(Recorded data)
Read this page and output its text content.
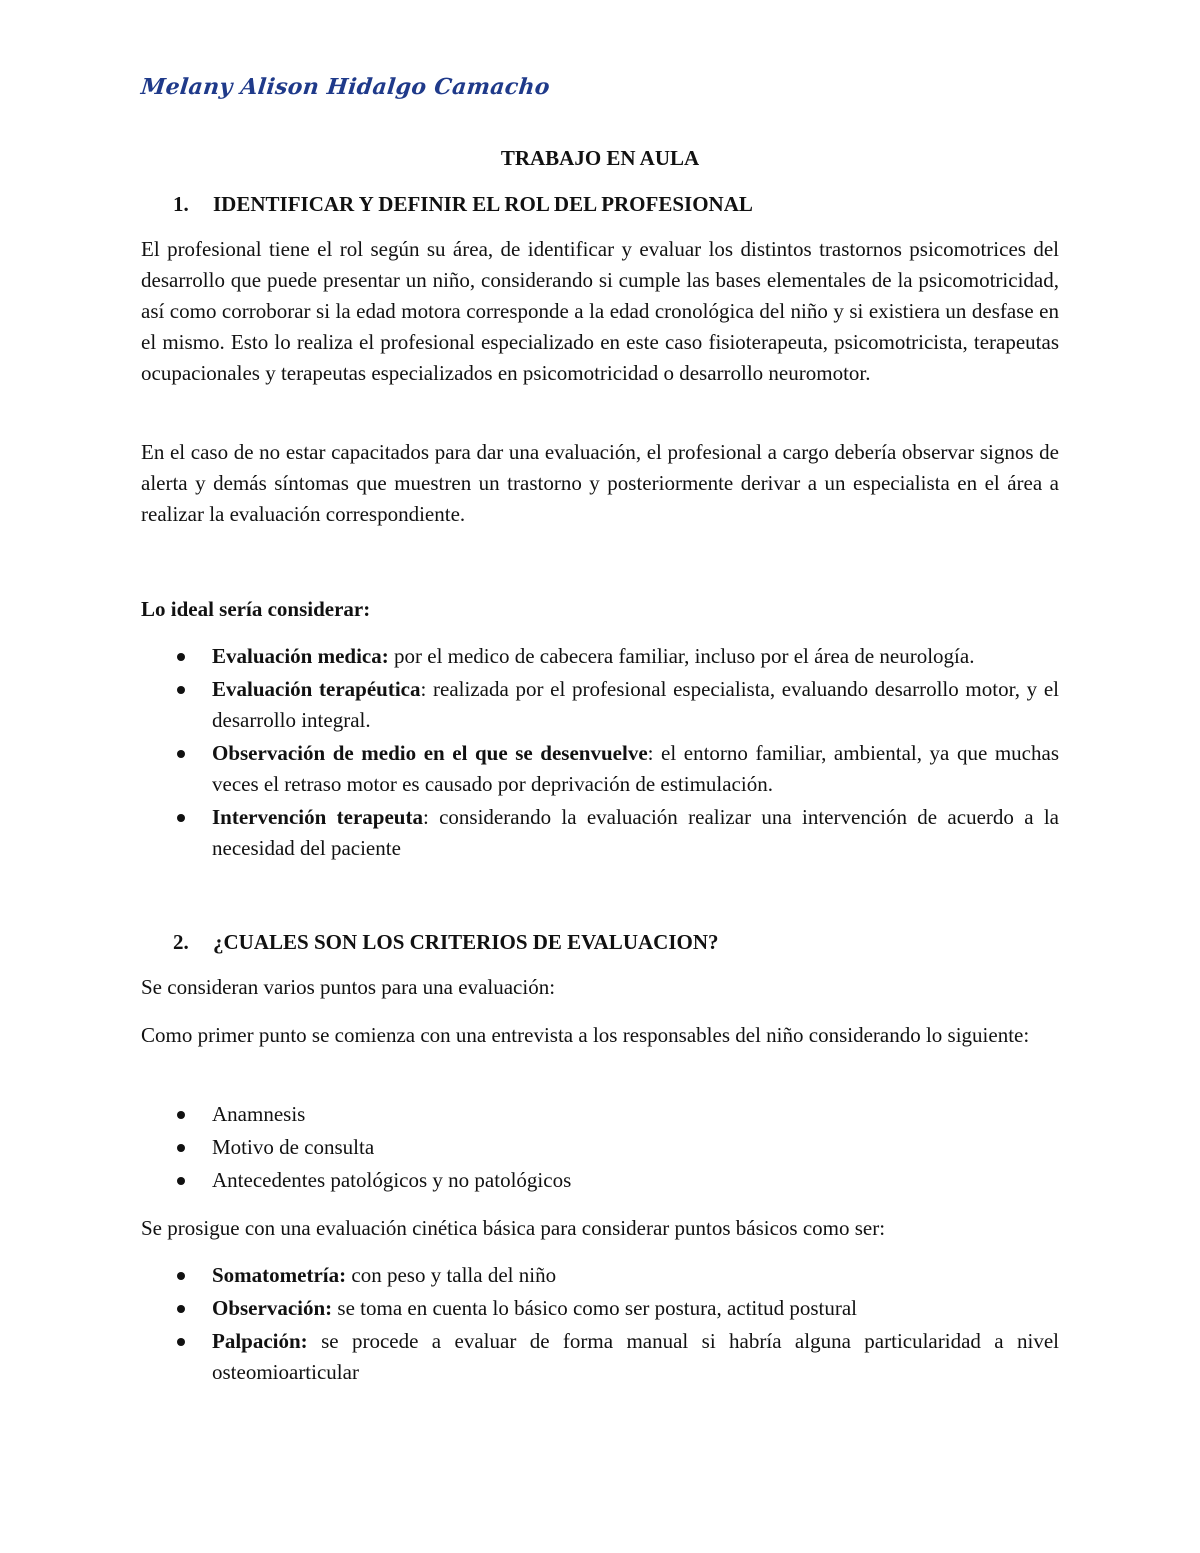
Melany Alison Hidalgo Camacho
TRABAJO EN AULA
1. IDENTIFICAR Y DEFINIR EL ROL DEL PROFESIONAL
El profesional tiene el rol según su área, de identificar y evaluar los distintos trastornos psicomotrices del desarrollo que puede presentar un niño, considerando si cumple las bases elementales de la psicomotricidad, así como corroborar si la edad motora corresponde a la edad cronológica del niño y si existiera un desfase en el mismo. Esto lo realiza el profesional especializado en este caso fisioterapeuta, psicomotricista, terapeutas ocupacionales y terapeutas especializados en psicomotricidad o desarrollo neuromotor.
En el caso de no estar capacitados para dar una evaluación, el profesional a cargo debería observar signos de alerta y demás síntomas que muestren un trastorno y posteriormente derivar a un especialista en el área a realizar la evaluación correspondiente.
Lo ideal sería considerar:
Evaluación medica: por el medico de cabecera familiar, incluso por el área de neurología.
Evaluación terapéutica: realizada por el profesional especialista, evaluando desarrollo motor, y el desarrollo integral.
Observación de medio en el que se desenvuelve: el entorno familiar, ambiental, ya que muchas veces el retraso motor es causado por deprivación de estimulación.
Intervención terapeuta: considerando la evaluación realizar una intervención de acuerdo a la necesidad del paciente
2. ¿CUALES SON LOS CRITERIOS DE EVALUACION?
Se consideran varios puntos para una evaluación:
Como primer punto se comienza con una entrevista a los responsables del niño considerando lo siguiente:
Anamnesis
Motivo de consulta
Antecedentes patológicos y no patológicos
Se prosigue con una evaluación cinética básica para considerar puntos básicos como ser:
Somatometría: con peso y talla del niño
Observación: se toma en cuenta lo básico como ser postura, actitud postural
Palpación: se procede a evaluar de forma manual si habría alguna particularidad a nivel osteomioarticular
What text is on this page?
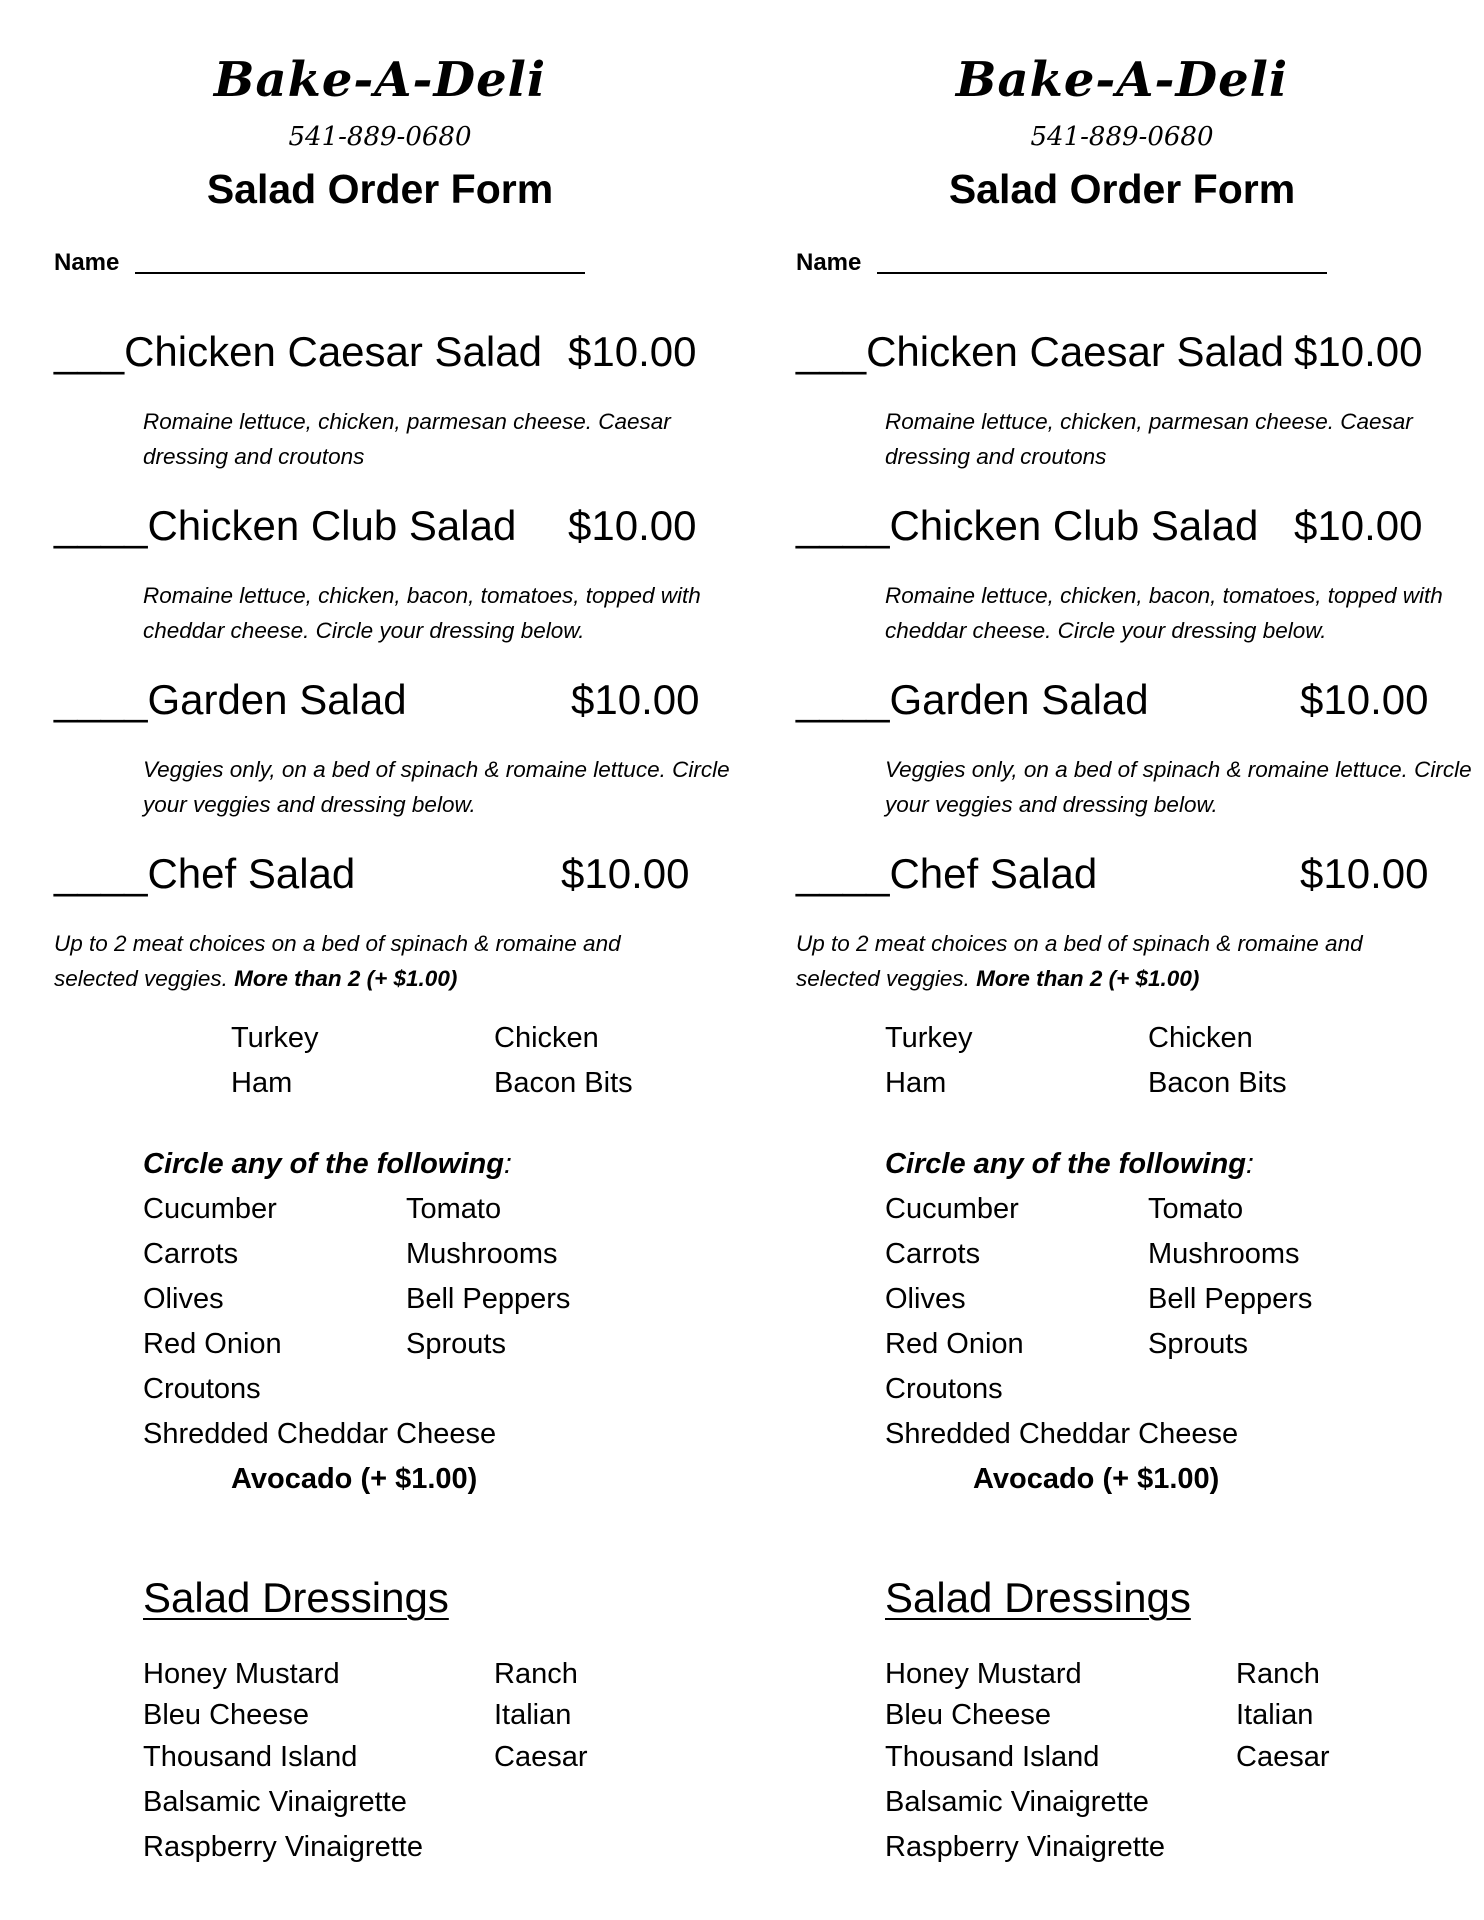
Bake-A-Deli
541-889-0680
Salad Order Form
Name
___Chicken Caesar Salad $10.00
Romaine lettuce, chicken, parmesan cheese. Caesar dressing and croutons
____Chicken Club Salad $10.00
Romaine lettuce, chicken, bacon, tomatoes, topped with cheddar cheese. Circle your dressing below.
____Garden Salad	$10.00
Veggies only, on a bed of spinach & romaine lettuce. Circle your veggies and dressing below.
____Chef Salad	$10.00
Up to 2 meat choices on a bed of spinach & romaine and selected veggies. More than 2 (+ $1.00)
Turkey	Chicken
Ham	Bacon Bits
Circle any of the following:
Cucumber	Tomato
Carrots	Mushrooms
Olives	Bell Peppers
Red Onion	Sprouts
Croutons
Shredded Cheddar Cheese
Avocado (+ $1.00)
Salad Dressings
Honey Mustard	Ranch
Bleu Cheese	Italian
Thousand Island	Caesar
Balsamic Vinaigrette
Raspberry Vinaigrette
Bake-A-Deli
541-889-0680
Salad Order Form
Name
___Chicken Caesar Salad $10.00
Romaine lettuce, chicken, parmesan cheese. Caesar dressing and croutons
____Chicken Club Salad $10.00
Romaine lettuce, chicken, bacon, tomatoes, topped with cheddar cheese. Circle your dressing below.
____Garden Salad	$10.00
Veggies only, on a bed of spinach & romaine lettuce. Circle your veggies and dressing below.
____Chef Salad	$10.00
Up to 2 meat choices on a bed of spinach & romaine and selected veggies. More than 2 (+ $1.00)
Turkey	Chicken
Ham	Bacon Bits
Circle any of the following:
Cucumber	Tomato
Carrots	Mushrooms
Olives	Bell Peppers
Red Onion	Sprouts
Croutons
Shredded Cheddar Cheese
Avocado (+ $1.00)
Salad Dressings
Honey Mustard	Ranch
Bleu Cheese	Italian
Thousand Island	Caesar
Balsamic Vinaigrette
Raspberry Vinaigrette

_Given problem:_ Keep the pictures out of your copy, and repeat every entry above exactly.

_Answer below:_
Read this page and output its text content.
Melany Alison Hidalgo Camacho
TRABAJO EN AULA
1. IDENTIFICAR Y DEFINIR EL ROL DEL PROFESIONAL
El profesional tiene el rol según su área, de identificar y evaluar los distintos trastornos psicomotrices del desarrollo que puede presentar un niño, considerando si cumple las bases elementales de la psicomotricidad, así como corroborar si la edad motora corresponde a la edad cronológica del niño y si existiera un desfase en el mismo. Esto lo realiza el profesional especializado en este caso fisioterapeuta, psicomotricista, terapeutas ocupacionales y terapeutas especializados en psicomotricidad o desarrollo neuromotor.
En el caso de no estar capacitados para dar una evaluación, el profesional a cargo debería observar signos de alerta y demás síntomas que muestren un trastorno y posteriormente derivar a un especialista en el área a realizar la evaluación correspondiente.
Lo ideal sería considerar:
Evaluación medica: por el medico de cabecera familiar, incluso por el área de neurología.
Evaluación terapéutica: realizada por el profesional especialista, evaluando desarrollo motor, y el desarrollo integral.
Observación de medio en el que se desenvuelve: el entorno familiar, ambiental, ya que muchas veces el retraso motor es causado por deprivación de estimulación.
Intervención terapeuta: considerando la evaluación realizar una intervención de acuerdo a la necesidad del paciente
2. ¿CUALES SON LOS CRITERIOS DE EVALUACION?
Se consideran varios puntos para una evaluación:
Como primer punto se comienza con una entrevista a los responsables del niño considerando lo siguiente:
Anamnesis
Motivo de consulta
Antecedentes patológicos y no patológicos
Se prosigue con una evaluación cinética básica para considerar puntos básicos como ser:
Somatometría: con peso y talla del niño
Observación: se toma en cuenta lo básico como ser postura, actitud postural
Palpación: se procede a evaluar de forma manual si habría alguna particularidad a nivel osteomioarticular
What text is on this page?
Bake-A-Deli
541-889-0680
Salad Order Form
Name
___Chicken Caesar Salad $10.00
Romaine lettuce, chicken, parmesan cheese. Caesar dressing and croutons
____Chicken Club Salad $10.00
Romaine lettuce, chicken, bacon, tomatoes, topped with cheddar cheese. Circle your dressing below.
____Garden Salad	$10.00
Veggies only, on a bed of spinach & romaine lettuce. Circle your veggies and dressing below.
____Chef Salad	$10.00
Up to 2 meat choices on a bed of spinach & romaine and selected veggies. More than 2 (+ $1.00)
Turkey	Chicken
Ham	Bacon Bits
Circle any of the following:
Cucumber	Tomato
Carrots	Mushrooms
Olives	Bell Peppers
Red Onion	Sprouts
Croutons
Shredded Cheddar Cheese
Avocado (+ $1.00)
Salad Dressings
Honey Mustard	Ranch
Bleu Cheese	Italian
Thousand Island	Caesar
Balsamic Vinaigrette
Raspberry Vinaigrette
Bake-A-Deli
541-889-0680
Salad Order Form
Name
___Chicken Caesar Salad $10.00
Romaine lettuce, chicken, parmesan cheese. Caesar dressing and croutons
____Chicken Club Salad $10.00
Romaine lettuce, chicken, bacon, tomatoes, topped with cheddar cheese. Circle your dressing below.
____Garden Salad	$10.00
Veggies only, on a bed of spinach & romaine lettuce. Circle your veggies and dressing below.
____Chef Salad	$10.00
Up to 2 meat choices on a bed of spinach & romaine and selected veggies. More than 2 (+ $1.00)
Turkey	Chicken
Ham	Bacon Bits
Circle any of the following:
Cucumber	Tomato
Carrots	Mushrooms
Olives	Bell Peppers
Red Onion	Sprouts
Croutons
Shredded Cheddar Cheese
Avocado (+ $1.00)
Salad Dressings
Honey Mustard	Ranch
Bleu Cheese	Italian
Thousand Island	Caesar
Balsamic Vinaigrette
Raspberry Vinaigrette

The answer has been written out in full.